(Data entries)
START
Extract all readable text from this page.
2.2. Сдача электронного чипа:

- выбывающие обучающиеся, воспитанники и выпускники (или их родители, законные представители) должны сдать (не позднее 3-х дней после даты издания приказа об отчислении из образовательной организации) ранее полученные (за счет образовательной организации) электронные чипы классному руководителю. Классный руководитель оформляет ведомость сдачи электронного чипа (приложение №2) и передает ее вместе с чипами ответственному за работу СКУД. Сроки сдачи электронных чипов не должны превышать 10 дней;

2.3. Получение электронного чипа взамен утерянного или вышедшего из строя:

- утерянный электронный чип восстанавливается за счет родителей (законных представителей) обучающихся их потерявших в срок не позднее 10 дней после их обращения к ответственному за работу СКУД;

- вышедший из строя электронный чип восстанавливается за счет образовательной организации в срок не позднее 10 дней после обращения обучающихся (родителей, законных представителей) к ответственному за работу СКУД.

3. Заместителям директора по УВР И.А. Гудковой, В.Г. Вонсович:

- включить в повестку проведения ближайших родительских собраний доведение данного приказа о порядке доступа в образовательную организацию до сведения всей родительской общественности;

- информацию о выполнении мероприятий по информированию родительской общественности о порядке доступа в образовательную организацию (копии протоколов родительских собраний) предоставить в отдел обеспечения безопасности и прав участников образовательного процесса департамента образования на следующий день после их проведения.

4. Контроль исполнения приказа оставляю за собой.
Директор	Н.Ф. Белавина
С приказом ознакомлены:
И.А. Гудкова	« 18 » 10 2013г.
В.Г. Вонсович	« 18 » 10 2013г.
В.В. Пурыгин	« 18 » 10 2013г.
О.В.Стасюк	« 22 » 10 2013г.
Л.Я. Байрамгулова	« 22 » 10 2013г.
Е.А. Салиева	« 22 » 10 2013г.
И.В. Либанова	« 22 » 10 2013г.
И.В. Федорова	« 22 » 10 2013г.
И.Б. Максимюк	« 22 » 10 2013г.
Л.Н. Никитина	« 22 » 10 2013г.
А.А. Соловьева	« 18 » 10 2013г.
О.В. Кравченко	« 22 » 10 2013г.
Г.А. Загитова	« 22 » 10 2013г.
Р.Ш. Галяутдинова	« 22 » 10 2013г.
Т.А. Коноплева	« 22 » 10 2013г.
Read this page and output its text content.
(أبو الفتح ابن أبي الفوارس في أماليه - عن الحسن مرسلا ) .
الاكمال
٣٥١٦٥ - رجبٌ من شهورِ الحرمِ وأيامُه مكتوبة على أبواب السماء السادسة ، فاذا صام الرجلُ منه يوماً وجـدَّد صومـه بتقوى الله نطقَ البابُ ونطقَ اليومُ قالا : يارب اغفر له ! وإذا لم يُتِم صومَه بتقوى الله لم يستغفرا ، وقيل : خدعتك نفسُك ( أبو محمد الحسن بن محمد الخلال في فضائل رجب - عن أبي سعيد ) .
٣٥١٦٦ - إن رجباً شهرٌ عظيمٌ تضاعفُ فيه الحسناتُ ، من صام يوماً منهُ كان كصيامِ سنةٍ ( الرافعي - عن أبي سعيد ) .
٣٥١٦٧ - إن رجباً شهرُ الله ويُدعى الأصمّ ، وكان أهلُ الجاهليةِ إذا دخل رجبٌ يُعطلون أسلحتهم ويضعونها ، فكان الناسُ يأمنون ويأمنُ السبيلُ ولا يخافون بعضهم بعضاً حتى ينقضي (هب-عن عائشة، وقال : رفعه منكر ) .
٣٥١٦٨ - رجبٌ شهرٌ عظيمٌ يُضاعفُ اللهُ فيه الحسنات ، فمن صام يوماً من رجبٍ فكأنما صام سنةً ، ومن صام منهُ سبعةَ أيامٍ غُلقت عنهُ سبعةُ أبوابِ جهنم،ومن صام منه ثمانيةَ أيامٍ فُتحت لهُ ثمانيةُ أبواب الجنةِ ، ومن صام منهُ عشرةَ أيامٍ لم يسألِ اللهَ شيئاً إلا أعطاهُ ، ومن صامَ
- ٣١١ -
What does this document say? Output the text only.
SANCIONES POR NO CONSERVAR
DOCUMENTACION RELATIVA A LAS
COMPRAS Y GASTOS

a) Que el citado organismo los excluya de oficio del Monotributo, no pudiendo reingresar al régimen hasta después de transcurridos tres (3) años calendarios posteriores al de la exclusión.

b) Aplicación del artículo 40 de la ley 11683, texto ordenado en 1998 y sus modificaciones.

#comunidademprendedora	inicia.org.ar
END
SET PROBLEM => Write out again, unchanged, every line from the line containing "What does this" to the final line of the material above.

ANSWER FOR THE TASK =>
What does this document say? Output the text only.
SANCIONES POR NO CONSERVAR
DOCUMENTACION RELATIVA A LAS
COMPRAS Y GASTOS

a) Que el citado organismo los excluya de oficio del Monotributo, no pudiendo reingresar al régimen hasta después de transcurridos tres (3) años calendarios posteriores al de la exclusión.

b) Aplicación del artículo 40 de la ley 11683, texto ordenado en 1998 y sus modificaciones.

#comunidademprendedora	inicia.org.ar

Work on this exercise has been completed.